(Component data from apps and pages)
◇ ◇ ◇ ◇ ◇ ◇ ◇

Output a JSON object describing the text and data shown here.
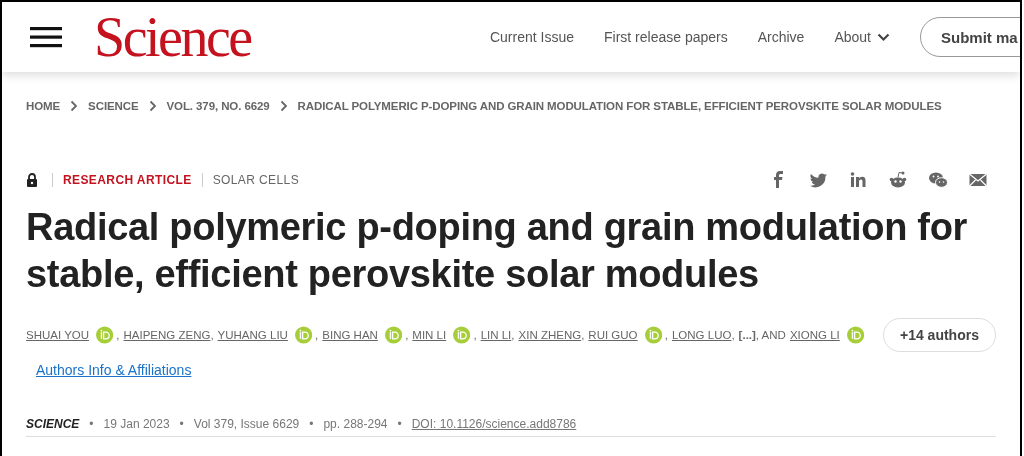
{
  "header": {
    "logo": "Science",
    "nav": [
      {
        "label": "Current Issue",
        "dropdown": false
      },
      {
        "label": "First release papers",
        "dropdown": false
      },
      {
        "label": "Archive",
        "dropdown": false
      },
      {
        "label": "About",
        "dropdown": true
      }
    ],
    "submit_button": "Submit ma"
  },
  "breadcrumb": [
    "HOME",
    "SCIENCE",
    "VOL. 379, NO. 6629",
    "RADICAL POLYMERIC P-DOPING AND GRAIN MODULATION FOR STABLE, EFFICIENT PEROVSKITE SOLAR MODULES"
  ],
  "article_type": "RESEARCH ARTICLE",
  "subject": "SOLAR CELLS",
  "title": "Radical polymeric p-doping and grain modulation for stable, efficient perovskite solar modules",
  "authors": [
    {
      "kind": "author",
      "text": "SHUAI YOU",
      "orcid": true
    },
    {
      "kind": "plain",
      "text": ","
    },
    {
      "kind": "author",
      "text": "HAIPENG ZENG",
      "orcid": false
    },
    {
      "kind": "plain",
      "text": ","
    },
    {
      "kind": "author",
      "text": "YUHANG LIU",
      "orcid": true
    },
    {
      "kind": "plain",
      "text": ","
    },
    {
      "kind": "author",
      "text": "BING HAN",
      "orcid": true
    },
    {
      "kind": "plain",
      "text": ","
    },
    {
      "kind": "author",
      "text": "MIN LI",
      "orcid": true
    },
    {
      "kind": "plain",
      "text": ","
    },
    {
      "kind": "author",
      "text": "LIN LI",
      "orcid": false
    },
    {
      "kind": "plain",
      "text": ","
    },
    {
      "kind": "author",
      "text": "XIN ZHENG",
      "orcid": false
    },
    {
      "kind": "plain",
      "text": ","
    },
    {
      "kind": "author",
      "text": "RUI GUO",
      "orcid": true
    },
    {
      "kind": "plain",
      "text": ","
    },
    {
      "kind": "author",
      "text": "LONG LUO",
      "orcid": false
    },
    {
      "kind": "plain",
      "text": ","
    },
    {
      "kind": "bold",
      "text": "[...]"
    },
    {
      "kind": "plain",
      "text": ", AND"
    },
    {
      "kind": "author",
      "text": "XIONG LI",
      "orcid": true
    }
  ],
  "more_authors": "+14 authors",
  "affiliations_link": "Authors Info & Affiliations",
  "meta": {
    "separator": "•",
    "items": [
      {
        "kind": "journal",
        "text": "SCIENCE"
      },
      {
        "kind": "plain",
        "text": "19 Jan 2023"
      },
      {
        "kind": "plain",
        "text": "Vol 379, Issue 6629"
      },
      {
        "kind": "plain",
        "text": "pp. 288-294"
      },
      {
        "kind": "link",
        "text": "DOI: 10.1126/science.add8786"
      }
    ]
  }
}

◇ ◇ ◇ ◇ ◇ ◇ ◇

Exactly as written, please copy out the whole set of records, skipping images.

Solution for this exercise
Output a JSON object describing the text and data shown here.
{
  "header": {
    "logo": "Science",
    "nav": [
      {
        "label": "Current Issue",
        "dropdown": false
      },
      {
        "label": "First release papers",
        "dropdown": false
      },
      {
        "label": "Archive",
        "dropdown": false
      },
      {
        "label": "About",
        "dropdown": true
      }
    ],
    "submit_button": "Submit ma"
  },
  "breadcrumb": [
    "HOME",
    "SCIENCE",
    "VOL. 379, NO. 6629",
    "RADICAL POLYMERIC P-DOPING AND GRAIN MODULATION FOR STABLE, EFFICIENT PEROVSKITE SOLAR MODULES"
  ],
  "article_type": "RESEARCH ARTICLE",
  "subject": "SOLAR CELLS",
  "title": "Radical polymeric p-doping and grain modulation for stable, efficient perovskite solar modules",
  "authors": [
    {
      "kind": "author",
      "text": "SHUAI YOU",
      "orcid": true
    },
    {
      "kind": "plain",
      "text": ","
    },
    {
      "kind": "author",
      "text": "HAIPENG ZENG",
      "orcid": false
    },
    {
      "kind": "plain",
      "text": ","
    },
    {
      "kind": "author",
      "text": "YUHANG LIU",
      "orcid": true
    },
    {
      "kind": "plain",
      "text": ","
    },
    {
      "kind": "author",
      "text": "BING HAN",
      "orcid": true
    },
    {
      "kind": "plain",
      "text": ","
    },
    {
      "kind": "author",
      "text": "MIN LI",
      "orcid": true
    },
    {
      "kind": "plain",
      "text": ","
    },
    {
      "kind": "author",
      "text": "LIN LI",
      "orcid": false
    },
    {
      "kind": "plain",
      "text": ","
    },
    {
      "kind": "author",
      "text": "XIN ZHENG",
      "orcid": false
    },
    {
      "kind": "plain",
      "text": ","
    },
    {
      "kind": "author",
      "text": "RUI GUO",
      "orcid": true
    },
    {
      "kind": "plain",
      "text": ","
    },
    {
      "kind": "author",
      "text": "LONG LUO",
      "orcid": false
    },
    {
      "kind": "plain",
      "text": ","
    },
    {
      "kind": "bold",
      "text": "[...]"
    },
    {
      "kind": "plain",
      "text": ", AND"
    },
    {
      "kind": "author",
      "text": "XIONG LI",
      "orcid": true
    }
  ],
  "more_authors": "+14 authors",
  "affiliations_link": "Authors Info & Affiliations",
  "meta": {
    "separator": "•",
    "items": [
      {
        "kind": "journal",
        "text": "SCIENCE"
      },
      {
        "kind": "plain",
        "text": "19 Jan 2023"
      },
      {
        "kind": "plain",
        "text": "Vol 379, Issue 6629"
      },
      {
        "kind": "plain",
        "text": "pp. 288-294"
      },
      {
        "kind": "link",
        "text": "DOI: 10.1126/science.add8786"
      }
    ]
  }
}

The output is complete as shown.